- Direction a
In the records, take every line from the first one through the line containing "point <box>278 47 284 53</box>" and output them as a JSON list of strings, one string per line, leaving out blank lines.

- Source passage
================

View Full Version : 85hp force runs great in smooth water but floods in rough

05-19-2009, 06:40 PM
"I can get my boat to run all day as long as the water is smooth like when im fishing in the coves, but if I hit out in the main lake to travel across it, a few minutes after hitting rough waters or someone elses wake the motor acts like it is flooding out or starved for gas. clean carbs. clean fuel and filter. any ideas."

05-23-2009, 08:35 PM
This is a 1988 Force model# 856A8B. Need some idea's on what problem im having. Anybody have any ideas?}}}

05-24-2009, 01:08 AM
"I have a 1984 Bayliner Trophy bass boat with an 85 horse Force and not long after I bought it, I had the same problem as you are experiencing. I took it to 3 different mechanics and none of them could figure it out. I finally found a guy that specializes in Force engines. He sold me a fuel pump diaphram. 5 or 6 screws and it's replaced. Simple fix and the gasket was about 2 bucks.
Give that a try. If your bottom cylinder is flooding out, I'm betting the fuel pump diaphram is the culprit.
Post your findings. I'd be interested to know if that takes care of it for you.
Good luck....."

================

- Records for the task
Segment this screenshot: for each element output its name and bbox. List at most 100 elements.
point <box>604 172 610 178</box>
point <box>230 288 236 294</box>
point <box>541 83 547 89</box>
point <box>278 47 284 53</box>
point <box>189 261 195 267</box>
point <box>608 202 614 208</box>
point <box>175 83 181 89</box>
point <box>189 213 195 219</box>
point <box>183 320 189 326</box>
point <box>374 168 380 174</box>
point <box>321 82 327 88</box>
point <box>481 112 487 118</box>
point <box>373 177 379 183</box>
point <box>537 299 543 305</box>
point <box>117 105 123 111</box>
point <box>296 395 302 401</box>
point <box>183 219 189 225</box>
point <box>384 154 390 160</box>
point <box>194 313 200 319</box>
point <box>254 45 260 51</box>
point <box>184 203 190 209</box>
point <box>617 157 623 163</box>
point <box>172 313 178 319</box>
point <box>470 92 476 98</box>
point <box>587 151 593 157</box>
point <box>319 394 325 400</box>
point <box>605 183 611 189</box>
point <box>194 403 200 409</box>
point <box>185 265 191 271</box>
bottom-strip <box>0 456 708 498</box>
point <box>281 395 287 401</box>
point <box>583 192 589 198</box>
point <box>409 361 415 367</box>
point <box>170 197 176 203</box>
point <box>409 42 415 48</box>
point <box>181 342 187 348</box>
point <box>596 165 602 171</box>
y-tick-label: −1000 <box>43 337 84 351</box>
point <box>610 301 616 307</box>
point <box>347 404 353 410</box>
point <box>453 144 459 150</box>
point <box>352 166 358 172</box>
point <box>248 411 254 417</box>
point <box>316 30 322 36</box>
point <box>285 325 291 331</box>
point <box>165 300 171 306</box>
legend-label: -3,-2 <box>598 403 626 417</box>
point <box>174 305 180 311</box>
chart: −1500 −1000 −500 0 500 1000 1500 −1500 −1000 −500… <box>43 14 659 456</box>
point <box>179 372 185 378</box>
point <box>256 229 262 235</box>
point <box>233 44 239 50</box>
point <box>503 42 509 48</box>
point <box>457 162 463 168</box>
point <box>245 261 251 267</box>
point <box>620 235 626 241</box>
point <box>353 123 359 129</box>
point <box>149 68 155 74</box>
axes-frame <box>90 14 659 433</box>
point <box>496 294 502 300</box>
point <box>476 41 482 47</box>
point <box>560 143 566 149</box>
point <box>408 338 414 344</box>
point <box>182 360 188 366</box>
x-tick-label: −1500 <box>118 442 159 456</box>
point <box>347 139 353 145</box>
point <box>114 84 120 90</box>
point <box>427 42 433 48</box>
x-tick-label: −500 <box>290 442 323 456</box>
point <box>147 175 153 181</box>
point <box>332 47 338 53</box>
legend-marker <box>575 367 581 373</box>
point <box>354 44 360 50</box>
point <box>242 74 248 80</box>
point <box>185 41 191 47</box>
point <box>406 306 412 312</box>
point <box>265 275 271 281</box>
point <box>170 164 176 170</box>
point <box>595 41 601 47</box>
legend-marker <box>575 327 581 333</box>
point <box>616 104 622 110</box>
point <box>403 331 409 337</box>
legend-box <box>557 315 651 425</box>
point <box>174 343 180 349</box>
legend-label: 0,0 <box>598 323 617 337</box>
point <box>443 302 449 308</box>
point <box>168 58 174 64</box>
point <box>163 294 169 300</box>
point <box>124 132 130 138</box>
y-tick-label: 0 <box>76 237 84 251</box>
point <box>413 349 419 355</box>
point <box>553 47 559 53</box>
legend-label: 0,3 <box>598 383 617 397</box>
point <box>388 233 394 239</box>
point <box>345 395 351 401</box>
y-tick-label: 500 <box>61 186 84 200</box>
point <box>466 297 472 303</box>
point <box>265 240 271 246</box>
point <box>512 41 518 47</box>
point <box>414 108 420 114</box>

================

- Direction b
Reproduce the passage from the outboard motor discussion, starting with "05-24-2009, 01:08 AM" and going on through "about 2 bucks.".

- Output a
[
  "Segment this screenshot: for each element output its name and bbox. List at most 100 elements.",
  "point <box>604 172 610 178</box>",
  "point <box>230 288 236 294</box>",
  "point <box>541 83 547 89</box>",
  "point <box>278 47 284 53</box>"
]

- Output b
05-24-2009, 01:08 AM
"I have a 1984 Bayliner Trophy bass boat with an 85 horse Force and not long after I bought it, I had the same problem as you are experiencing. I took it to 3 different mechanics and none of them could figure it out. I finally found a guy that specializes in Force engines. He sold me a fuel pump diaphram. 5 or 6 screws and it's replaced. Simple fix and the gasket was about 2 bucks.